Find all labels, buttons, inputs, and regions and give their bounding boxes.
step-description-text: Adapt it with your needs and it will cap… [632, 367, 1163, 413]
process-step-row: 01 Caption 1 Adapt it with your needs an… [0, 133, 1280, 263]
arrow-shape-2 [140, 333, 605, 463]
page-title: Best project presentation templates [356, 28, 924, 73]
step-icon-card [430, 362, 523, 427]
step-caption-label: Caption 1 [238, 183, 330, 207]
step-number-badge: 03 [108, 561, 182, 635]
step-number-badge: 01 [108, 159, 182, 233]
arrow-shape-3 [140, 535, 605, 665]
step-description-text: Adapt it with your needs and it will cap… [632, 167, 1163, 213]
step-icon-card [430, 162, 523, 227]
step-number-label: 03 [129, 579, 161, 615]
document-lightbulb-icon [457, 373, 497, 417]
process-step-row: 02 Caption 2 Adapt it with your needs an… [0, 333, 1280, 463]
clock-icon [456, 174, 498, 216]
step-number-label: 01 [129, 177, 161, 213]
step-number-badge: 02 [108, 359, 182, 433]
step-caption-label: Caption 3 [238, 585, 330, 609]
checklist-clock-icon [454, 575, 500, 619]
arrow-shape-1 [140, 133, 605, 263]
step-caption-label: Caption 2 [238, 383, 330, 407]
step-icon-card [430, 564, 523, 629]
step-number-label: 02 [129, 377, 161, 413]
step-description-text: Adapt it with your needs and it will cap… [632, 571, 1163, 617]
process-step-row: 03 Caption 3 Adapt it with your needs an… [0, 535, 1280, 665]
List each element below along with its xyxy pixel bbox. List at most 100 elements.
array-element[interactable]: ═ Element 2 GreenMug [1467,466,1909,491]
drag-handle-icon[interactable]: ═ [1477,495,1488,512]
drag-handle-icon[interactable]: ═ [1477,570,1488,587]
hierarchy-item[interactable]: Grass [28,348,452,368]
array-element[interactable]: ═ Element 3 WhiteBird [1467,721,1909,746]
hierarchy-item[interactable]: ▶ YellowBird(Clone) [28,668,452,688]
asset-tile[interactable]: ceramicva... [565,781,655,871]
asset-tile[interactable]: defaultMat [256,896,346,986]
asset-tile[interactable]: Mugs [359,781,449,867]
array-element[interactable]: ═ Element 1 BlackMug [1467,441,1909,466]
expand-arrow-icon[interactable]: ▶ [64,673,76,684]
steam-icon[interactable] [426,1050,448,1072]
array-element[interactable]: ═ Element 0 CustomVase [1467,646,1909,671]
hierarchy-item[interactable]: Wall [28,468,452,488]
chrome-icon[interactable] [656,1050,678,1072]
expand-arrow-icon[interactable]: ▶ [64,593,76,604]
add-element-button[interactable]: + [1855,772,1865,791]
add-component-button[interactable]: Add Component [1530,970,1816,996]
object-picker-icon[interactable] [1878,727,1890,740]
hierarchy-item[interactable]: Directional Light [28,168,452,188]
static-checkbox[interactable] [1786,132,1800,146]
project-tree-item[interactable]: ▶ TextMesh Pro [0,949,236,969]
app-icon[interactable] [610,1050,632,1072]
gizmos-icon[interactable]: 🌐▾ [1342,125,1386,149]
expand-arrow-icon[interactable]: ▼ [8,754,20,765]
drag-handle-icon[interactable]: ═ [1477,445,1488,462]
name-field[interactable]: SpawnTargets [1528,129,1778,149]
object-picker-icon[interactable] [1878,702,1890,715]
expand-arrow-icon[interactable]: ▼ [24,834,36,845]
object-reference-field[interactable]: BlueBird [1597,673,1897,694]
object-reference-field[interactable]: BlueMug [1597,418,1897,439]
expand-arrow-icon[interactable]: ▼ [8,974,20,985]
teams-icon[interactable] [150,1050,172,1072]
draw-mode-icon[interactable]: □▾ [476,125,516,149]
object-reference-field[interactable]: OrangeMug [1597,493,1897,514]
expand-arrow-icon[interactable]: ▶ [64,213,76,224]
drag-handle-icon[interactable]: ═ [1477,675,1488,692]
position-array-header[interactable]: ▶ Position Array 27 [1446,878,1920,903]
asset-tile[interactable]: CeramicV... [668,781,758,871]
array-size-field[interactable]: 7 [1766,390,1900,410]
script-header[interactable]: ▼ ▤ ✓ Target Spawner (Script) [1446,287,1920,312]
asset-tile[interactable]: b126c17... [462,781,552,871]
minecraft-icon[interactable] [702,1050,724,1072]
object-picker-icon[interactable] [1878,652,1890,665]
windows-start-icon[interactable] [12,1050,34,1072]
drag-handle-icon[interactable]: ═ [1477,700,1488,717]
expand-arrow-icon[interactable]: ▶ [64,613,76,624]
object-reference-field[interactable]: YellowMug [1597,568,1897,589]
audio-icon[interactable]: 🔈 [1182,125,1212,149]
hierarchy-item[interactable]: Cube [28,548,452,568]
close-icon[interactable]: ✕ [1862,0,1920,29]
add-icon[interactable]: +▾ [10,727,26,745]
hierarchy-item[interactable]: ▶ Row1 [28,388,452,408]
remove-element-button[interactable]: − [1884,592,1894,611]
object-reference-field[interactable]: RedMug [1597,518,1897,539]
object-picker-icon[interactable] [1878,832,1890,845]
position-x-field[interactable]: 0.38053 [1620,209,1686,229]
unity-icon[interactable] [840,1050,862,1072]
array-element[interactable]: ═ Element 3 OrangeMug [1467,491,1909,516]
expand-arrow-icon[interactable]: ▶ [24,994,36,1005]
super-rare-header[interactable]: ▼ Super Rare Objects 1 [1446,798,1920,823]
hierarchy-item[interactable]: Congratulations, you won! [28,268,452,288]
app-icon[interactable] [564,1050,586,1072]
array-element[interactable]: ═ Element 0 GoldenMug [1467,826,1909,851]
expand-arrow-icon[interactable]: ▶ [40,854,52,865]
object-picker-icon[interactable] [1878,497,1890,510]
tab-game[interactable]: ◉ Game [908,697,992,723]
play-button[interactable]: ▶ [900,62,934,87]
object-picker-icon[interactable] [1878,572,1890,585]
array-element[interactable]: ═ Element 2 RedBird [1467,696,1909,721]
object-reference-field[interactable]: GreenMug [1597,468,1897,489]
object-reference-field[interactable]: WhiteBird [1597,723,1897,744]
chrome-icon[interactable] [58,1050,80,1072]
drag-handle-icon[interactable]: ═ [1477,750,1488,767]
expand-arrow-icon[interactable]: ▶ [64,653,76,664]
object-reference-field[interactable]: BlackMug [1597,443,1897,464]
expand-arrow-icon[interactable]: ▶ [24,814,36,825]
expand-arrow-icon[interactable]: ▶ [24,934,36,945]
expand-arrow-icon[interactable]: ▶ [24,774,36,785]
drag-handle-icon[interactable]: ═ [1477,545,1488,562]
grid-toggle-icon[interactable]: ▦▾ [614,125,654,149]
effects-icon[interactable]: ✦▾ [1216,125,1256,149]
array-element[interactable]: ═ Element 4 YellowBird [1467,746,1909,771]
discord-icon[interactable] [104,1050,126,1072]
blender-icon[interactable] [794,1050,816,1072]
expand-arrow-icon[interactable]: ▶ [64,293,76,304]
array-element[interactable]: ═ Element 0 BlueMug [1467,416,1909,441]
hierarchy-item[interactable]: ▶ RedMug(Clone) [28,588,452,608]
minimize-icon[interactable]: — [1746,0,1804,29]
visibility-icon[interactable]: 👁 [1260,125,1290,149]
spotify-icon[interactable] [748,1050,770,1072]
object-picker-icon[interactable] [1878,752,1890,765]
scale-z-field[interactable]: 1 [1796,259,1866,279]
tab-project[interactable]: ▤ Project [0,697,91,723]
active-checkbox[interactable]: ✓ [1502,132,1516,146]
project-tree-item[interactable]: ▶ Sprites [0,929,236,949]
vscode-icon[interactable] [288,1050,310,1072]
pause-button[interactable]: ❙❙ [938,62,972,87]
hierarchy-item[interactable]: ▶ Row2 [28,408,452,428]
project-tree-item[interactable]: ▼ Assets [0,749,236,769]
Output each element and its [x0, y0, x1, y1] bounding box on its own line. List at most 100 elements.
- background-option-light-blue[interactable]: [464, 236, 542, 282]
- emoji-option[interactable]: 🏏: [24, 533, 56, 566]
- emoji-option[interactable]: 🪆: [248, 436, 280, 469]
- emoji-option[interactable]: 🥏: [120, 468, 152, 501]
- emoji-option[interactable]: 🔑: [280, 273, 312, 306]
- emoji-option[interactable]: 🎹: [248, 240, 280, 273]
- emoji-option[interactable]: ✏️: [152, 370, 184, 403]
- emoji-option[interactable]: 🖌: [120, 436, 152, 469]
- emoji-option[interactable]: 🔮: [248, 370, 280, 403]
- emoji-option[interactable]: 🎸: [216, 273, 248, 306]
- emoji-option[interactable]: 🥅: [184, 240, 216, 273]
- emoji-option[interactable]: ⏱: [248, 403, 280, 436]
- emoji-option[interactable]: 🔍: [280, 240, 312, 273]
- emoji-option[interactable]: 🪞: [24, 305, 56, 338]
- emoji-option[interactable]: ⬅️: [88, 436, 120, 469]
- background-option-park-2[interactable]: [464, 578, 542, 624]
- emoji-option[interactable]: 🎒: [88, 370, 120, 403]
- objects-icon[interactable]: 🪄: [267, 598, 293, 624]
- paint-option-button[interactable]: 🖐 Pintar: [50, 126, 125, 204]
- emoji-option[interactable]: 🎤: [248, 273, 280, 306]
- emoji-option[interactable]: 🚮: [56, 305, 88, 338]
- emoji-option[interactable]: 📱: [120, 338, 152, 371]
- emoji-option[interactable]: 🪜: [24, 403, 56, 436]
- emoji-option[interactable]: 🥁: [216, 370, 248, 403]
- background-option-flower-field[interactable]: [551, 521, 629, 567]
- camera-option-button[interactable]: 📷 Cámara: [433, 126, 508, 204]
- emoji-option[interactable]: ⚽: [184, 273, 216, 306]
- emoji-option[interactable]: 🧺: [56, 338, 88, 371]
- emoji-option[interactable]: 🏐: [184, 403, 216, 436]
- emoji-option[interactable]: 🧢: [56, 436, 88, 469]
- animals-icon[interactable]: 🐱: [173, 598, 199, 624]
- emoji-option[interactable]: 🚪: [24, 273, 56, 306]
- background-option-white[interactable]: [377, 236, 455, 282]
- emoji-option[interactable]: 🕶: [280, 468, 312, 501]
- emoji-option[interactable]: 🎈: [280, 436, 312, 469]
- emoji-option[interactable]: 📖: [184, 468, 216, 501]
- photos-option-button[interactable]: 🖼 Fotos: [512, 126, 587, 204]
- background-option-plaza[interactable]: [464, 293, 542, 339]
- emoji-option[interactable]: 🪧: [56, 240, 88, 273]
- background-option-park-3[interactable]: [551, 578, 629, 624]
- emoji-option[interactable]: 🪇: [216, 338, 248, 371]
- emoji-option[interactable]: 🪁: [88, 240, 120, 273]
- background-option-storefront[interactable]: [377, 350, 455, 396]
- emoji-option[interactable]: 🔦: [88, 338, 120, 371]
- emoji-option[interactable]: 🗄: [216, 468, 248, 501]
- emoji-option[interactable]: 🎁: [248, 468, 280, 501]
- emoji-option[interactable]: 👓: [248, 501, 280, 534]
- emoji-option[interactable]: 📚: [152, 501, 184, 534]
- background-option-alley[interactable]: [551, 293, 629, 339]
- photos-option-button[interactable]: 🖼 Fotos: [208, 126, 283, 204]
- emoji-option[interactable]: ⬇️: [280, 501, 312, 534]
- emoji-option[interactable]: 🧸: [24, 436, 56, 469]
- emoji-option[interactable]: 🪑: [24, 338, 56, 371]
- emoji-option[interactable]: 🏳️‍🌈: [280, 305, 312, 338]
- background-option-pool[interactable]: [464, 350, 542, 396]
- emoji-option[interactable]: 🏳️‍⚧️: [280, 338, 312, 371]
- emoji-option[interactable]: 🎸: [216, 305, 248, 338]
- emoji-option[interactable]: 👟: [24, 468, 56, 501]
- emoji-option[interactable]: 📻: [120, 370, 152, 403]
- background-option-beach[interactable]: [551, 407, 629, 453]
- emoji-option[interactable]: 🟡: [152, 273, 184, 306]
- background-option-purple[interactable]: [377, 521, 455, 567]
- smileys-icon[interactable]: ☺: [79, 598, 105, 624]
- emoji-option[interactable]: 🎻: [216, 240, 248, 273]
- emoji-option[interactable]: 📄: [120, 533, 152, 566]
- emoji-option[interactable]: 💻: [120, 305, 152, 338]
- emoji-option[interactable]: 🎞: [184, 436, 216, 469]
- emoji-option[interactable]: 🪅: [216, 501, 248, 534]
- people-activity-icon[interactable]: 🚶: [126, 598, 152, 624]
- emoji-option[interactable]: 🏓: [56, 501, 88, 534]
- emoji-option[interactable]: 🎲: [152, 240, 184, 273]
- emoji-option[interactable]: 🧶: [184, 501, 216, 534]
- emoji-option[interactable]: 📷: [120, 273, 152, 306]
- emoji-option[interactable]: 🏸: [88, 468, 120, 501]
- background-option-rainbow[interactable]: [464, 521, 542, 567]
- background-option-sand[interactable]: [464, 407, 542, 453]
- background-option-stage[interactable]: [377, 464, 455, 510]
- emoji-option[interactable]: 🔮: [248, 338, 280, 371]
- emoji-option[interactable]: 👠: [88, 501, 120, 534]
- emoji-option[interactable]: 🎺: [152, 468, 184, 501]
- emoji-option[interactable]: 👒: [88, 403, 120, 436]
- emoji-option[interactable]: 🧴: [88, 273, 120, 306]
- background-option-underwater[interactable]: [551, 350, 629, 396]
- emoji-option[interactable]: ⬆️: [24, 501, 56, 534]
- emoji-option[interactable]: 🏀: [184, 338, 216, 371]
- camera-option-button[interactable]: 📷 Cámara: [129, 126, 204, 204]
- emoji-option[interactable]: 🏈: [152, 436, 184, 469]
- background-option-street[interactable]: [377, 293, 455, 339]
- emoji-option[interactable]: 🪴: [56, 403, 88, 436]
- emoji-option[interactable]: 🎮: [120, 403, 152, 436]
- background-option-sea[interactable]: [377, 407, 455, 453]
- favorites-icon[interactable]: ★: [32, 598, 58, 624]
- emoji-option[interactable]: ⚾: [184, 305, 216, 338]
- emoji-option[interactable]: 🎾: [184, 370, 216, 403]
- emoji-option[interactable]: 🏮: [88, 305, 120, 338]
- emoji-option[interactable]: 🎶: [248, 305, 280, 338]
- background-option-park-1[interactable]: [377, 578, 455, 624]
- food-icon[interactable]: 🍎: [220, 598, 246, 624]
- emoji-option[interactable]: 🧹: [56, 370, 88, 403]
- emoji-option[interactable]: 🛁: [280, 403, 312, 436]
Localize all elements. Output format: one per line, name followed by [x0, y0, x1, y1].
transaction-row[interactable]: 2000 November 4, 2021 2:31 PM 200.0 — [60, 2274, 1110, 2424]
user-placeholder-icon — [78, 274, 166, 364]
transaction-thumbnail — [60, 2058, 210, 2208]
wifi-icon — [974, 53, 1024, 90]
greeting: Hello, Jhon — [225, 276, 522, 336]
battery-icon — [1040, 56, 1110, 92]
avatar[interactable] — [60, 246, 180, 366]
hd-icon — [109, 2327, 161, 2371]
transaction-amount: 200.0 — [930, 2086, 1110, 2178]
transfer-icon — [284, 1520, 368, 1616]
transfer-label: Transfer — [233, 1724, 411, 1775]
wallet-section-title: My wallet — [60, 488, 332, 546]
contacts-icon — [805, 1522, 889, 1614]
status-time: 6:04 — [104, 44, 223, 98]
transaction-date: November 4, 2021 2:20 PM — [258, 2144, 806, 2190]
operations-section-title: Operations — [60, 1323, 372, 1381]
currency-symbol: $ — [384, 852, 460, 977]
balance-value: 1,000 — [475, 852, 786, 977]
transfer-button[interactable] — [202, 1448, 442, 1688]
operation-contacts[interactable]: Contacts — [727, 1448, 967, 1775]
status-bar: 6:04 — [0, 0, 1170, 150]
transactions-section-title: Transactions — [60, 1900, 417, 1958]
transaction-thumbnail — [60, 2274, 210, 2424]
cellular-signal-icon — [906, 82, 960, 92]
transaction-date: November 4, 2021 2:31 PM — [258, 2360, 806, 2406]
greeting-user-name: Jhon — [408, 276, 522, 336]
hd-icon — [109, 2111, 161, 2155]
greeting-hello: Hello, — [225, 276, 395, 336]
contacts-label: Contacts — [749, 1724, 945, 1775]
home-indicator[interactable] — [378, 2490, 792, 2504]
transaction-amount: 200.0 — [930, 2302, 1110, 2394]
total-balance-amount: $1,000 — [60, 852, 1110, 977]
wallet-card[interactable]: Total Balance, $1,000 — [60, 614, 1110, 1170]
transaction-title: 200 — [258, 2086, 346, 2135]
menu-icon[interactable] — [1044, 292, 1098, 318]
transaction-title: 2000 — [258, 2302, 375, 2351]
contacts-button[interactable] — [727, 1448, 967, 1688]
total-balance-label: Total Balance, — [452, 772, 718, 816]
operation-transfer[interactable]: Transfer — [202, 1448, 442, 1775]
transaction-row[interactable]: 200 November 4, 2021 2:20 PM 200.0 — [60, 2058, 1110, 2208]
------------------------------
## Problem statement
Collect every line above that contains the string "OrangeMug", and copy each one. Case counts.

## Task answer
object-reference-field[interactable]: OrangeMug [1597,493,1897,514]
array-element[interactable]: ═ Element 3 OrangeMug [1467,491,1909,516]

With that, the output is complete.